Reproduce the material from its first line through the line containing "FancyBboxPatch shape bbox=[258, 186, 292, 208]", with both of those lines included.

MATERIAL FOR THE TASK
::::::::::
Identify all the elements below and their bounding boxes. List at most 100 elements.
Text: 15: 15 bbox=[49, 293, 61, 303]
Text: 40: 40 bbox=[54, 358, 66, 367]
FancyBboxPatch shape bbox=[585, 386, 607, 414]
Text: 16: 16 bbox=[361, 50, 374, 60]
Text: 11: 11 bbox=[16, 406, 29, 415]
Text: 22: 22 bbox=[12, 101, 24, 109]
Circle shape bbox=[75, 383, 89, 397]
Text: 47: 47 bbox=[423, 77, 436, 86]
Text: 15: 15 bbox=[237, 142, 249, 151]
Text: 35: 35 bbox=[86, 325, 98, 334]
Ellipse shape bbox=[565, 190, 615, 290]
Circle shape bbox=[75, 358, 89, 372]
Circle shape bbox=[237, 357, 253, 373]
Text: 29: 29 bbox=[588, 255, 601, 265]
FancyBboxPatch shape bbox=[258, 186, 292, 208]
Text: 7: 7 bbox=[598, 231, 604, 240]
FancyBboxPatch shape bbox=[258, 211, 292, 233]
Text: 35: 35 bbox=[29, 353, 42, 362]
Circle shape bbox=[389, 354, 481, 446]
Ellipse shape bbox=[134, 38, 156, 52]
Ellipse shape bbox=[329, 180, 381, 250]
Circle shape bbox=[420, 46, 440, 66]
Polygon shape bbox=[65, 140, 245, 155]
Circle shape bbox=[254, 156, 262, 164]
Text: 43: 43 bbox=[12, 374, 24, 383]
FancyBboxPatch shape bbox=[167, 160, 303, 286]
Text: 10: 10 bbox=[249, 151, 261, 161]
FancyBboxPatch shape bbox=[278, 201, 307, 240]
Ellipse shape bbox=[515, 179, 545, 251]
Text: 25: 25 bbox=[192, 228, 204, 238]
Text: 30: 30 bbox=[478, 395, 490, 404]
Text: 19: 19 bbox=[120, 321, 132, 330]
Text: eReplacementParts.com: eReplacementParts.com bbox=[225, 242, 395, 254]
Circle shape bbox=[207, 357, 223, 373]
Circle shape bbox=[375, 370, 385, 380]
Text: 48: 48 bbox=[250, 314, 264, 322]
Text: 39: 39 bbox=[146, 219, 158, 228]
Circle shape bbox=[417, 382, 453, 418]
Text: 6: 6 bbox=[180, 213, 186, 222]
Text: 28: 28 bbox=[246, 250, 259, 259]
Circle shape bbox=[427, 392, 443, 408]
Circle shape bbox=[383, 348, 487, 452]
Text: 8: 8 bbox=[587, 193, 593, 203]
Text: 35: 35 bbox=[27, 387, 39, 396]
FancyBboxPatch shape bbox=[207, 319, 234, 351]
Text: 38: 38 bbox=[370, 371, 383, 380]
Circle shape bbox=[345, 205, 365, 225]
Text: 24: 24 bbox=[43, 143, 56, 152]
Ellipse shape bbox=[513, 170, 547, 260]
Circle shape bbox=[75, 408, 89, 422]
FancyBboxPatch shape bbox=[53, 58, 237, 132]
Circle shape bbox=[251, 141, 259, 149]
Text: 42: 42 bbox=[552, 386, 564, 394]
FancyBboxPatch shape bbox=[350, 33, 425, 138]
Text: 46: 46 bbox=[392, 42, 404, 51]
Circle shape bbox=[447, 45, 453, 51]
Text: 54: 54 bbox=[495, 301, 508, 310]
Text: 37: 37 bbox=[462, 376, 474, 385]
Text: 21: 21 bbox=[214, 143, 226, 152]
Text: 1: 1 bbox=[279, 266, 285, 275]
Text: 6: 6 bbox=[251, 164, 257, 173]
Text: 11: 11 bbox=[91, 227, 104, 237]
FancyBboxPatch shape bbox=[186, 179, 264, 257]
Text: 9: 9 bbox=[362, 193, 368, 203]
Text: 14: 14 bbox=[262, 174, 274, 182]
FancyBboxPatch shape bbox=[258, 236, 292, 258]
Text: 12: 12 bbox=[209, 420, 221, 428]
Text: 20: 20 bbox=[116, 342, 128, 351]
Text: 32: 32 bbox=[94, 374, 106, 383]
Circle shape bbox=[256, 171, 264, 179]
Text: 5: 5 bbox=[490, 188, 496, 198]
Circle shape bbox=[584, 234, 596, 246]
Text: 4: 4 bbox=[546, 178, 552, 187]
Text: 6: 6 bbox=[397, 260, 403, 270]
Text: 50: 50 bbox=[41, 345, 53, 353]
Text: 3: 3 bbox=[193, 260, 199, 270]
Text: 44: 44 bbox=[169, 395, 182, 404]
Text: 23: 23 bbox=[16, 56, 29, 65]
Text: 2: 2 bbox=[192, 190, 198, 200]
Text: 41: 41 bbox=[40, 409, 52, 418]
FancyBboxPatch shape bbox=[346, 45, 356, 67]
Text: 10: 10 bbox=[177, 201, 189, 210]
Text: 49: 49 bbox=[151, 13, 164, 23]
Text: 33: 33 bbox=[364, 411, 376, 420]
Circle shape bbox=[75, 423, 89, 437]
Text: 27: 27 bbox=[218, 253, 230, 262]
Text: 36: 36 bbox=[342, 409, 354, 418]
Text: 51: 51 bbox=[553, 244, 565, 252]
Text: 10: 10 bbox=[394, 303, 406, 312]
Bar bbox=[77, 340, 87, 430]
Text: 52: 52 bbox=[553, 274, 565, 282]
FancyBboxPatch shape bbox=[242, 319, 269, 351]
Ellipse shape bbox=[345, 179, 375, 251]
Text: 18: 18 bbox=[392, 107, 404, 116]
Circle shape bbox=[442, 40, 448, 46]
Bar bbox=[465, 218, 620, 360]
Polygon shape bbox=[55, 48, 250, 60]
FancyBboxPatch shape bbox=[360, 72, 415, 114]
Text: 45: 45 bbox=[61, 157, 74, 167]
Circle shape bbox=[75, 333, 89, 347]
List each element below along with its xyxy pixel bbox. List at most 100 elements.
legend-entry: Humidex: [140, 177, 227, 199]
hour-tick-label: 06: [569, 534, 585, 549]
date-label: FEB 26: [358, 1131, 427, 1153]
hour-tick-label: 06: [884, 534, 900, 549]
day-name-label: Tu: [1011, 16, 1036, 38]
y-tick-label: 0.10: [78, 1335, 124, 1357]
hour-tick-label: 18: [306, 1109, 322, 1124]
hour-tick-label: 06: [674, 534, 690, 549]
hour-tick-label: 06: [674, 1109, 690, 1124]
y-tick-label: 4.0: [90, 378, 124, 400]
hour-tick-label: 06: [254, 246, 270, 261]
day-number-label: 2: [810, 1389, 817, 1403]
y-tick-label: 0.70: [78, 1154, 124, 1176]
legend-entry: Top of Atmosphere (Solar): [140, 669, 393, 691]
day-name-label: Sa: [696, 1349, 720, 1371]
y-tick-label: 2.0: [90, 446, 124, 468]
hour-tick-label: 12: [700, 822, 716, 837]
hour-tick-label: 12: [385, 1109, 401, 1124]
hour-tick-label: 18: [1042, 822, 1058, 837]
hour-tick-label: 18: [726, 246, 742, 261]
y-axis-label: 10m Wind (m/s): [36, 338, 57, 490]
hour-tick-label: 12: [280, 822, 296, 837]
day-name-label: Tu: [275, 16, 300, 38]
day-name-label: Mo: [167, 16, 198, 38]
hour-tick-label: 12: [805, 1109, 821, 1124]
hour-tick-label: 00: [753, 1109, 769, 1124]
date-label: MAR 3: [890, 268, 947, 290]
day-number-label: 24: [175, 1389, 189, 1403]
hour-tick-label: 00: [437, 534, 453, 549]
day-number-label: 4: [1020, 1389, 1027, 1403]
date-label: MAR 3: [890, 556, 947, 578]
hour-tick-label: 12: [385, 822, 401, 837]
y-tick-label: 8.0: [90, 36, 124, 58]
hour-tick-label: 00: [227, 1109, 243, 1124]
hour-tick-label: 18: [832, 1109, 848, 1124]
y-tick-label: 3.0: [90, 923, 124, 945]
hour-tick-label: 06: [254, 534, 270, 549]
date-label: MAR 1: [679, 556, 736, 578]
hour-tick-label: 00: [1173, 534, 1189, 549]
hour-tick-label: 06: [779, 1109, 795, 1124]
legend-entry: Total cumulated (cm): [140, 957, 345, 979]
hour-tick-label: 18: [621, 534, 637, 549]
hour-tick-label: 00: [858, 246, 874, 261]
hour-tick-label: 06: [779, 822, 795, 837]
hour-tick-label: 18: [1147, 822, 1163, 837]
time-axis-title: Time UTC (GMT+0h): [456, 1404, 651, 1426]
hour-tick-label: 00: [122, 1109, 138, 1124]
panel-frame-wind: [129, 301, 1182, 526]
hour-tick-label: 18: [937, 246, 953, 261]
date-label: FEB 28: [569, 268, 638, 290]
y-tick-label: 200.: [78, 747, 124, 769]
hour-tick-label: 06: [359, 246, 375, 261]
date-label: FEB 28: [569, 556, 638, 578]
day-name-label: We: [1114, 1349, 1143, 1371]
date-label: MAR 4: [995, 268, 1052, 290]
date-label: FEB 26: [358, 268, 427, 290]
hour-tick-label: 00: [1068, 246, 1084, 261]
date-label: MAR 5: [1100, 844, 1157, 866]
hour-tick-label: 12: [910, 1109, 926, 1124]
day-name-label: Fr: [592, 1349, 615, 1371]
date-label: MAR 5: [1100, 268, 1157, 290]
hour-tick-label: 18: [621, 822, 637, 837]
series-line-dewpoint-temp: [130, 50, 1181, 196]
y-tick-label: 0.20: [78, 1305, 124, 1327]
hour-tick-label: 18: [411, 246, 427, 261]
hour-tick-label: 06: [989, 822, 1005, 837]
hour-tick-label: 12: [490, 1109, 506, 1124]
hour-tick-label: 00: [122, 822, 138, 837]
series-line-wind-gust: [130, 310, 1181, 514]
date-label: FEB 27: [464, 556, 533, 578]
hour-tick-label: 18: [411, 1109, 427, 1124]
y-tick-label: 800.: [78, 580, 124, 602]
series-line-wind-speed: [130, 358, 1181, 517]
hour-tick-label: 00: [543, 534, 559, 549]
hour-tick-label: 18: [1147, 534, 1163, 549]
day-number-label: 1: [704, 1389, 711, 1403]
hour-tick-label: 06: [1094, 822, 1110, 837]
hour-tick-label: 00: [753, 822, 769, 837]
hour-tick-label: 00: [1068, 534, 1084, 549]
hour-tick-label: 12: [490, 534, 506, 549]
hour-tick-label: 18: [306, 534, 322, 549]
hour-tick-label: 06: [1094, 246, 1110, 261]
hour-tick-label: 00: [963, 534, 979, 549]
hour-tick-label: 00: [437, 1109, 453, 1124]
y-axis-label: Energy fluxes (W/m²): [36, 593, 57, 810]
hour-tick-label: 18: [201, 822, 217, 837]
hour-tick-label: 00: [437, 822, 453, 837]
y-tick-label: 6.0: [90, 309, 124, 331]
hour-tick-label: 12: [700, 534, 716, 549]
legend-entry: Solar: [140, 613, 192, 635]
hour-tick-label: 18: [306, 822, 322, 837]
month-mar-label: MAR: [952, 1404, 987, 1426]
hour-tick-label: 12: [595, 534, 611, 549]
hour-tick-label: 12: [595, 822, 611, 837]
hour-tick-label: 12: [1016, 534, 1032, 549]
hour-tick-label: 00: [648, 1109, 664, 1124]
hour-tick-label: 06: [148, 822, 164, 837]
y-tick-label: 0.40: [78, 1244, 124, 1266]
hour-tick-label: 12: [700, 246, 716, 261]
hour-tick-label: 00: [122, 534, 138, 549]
::::::::::
CORRECT ANSWER
Identify all the elements below and their bounding boxes. List at most 100 elements.
Text: 15: 15 bbox=[49, 293, 61, 303]
Text: 40: 40 bbox=[54, 358, 66, 367]
FancyBboxPatch shape bbox=[585, 386, 607, 414]
Text: 16: 16 bbox=[361, 50, 374, 60]
Text: 11: 11 bbox=[16, 406, 29, 415]
Text: 22: 22 bbox=[12, 101, 24, 109]
Circle shape bbox=[75, 383, 89, 397]
Text: 47: 47 bbox=[423, 77, 436, 86]
Text: 15: 15 bbox=[237, 142, 249, 151]
Text: 35: 35 bbox=[86, 325, 98, 334]
Ellipse shape bbox=[565, 190, 615, 290]
Circle shape bbox=[75, 358, 89, 372]
Circle shape bbox=[237, 357, 253, 373]
Text: 29: 29 bbox=[588, 255, 601, 265]
FancyBboxPatch shape bbox=[258, 186, 292, 208]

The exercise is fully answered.